> _TASK PROMPT_
Select the lines below containing the word "Huynes".

> _EXCERPTED DATA_
# # #

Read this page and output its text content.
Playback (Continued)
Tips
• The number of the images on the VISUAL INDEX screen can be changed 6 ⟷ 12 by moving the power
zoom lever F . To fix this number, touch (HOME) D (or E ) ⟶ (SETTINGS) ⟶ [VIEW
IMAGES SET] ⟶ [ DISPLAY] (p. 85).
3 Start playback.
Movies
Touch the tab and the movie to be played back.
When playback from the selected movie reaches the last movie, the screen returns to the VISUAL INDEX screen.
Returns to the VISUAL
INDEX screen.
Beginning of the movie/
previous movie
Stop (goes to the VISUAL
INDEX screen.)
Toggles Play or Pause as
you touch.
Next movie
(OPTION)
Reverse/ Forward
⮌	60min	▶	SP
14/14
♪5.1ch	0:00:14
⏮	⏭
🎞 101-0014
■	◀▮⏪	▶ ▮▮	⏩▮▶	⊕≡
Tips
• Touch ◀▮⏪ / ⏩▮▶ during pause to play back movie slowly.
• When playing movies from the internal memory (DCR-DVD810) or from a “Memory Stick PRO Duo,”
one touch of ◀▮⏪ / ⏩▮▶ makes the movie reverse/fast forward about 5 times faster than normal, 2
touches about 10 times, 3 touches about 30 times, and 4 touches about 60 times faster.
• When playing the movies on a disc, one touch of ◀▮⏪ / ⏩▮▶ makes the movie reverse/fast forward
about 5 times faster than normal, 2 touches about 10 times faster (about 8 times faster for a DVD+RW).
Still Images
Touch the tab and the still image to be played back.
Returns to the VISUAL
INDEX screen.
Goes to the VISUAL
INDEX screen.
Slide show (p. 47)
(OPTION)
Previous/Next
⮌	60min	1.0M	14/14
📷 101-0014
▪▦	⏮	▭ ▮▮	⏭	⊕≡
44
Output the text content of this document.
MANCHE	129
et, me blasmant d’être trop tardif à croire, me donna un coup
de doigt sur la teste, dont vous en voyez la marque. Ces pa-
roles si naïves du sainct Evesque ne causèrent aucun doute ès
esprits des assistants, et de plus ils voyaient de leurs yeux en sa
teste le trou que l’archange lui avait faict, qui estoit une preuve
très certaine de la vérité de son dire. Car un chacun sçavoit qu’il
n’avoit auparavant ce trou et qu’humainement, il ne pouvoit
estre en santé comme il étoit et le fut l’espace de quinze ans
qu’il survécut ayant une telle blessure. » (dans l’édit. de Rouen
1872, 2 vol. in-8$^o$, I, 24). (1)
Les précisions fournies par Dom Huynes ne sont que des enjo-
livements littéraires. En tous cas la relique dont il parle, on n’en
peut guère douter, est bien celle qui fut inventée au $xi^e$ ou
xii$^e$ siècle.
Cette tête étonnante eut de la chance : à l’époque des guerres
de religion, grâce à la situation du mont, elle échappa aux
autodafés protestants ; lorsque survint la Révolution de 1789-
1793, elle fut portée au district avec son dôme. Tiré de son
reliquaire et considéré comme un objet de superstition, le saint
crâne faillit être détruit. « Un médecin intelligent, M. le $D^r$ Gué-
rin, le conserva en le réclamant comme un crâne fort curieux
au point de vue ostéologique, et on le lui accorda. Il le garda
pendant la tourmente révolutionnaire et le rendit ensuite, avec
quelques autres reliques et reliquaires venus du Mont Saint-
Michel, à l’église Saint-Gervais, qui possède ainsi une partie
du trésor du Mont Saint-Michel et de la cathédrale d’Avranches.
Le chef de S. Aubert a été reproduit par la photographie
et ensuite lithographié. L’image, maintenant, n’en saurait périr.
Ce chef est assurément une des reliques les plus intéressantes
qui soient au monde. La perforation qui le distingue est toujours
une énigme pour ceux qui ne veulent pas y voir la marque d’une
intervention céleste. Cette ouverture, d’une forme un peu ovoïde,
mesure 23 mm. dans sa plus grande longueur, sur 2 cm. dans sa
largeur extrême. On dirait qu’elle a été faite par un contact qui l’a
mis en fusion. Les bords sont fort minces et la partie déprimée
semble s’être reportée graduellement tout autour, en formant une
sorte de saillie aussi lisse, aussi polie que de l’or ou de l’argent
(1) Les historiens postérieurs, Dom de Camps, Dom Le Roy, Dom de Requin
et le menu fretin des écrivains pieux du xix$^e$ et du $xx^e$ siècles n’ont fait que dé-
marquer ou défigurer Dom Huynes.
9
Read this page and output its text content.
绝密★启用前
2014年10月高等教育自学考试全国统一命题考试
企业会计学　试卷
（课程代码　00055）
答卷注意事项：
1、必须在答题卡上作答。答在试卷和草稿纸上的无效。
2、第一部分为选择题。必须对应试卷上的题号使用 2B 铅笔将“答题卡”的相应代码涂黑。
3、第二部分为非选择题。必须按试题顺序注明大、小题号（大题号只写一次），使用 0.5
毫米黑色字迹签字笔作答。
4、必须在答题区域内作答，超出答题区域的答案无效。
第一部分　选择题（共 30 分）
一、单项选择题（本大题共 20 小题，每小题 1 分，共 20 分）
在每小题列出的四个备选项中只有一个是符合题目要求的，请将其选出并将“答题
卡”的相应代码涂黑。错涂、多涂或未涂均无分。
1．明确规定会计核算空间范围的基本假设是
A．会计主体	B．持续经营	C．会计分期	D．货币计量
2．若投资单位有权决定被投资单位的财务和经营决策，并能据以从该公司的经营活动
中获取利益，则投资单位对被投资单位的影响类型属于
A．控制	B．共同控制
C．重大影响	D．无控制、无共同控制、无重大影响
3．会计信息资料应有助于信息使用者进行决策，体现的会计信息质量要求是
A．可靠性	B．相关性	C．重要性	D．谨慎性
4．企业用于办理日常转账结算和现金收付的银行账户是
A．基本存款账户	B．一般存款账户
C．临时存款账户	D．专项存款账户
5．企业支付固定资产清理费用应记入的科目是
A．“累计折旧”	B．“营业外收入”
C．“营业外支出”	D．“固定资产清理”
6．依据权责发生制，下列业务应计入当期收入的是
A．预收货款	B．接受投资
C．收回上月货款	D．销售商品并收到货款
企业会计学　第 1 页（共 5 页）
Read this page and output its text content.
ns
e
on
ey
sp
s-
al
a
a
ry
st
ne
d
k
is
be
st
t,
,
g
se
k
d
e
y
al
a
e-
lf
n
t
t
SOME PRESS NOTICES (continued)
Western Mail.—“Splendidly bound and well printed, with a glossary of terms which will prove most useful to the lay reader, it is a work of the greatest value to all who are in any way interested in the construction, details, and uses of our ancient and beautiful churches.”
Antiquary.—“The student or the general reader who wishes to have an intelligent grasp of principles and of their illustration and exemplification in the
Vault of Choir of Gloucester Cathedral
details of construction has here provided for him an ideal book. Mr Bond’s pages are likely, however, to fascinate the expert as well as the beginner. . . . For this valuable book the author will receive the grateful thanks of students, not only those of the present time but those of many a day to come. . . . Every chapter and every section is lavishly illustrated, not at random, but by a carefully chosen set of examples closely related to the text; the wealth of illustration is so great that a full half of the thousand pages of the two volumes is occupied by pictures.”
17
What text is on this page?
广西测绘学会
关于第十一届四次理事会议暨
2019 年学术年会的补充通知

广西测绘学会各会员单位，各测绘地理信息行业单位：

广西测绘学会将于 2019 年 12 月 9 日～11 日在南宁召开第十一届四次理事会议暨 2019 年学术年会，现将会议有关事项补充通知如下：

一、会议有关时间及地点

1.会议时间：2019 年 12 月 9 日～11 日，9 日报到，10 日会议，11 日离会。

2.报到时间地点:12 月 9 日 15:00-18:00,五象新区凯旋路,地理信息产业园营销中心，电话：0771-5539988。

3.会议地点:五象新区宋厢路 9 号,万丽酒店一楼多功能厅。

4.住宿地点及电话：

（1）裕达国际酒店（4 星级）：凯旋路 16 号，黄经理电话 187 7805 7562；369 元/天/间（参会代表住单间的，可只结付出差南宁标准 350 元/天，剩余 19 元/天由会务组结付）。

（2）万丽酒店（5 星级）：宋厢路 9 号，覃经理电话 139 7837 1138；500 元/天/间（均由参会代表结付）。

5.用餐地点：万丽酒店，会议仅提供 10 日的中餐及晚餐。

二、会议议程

# # #

> _SOLUTION TO THIS EXERCISE_
Les précisions fournies par Dom Huynes ne sont que des enjo-
marquer ou défigurer Dom Huynes.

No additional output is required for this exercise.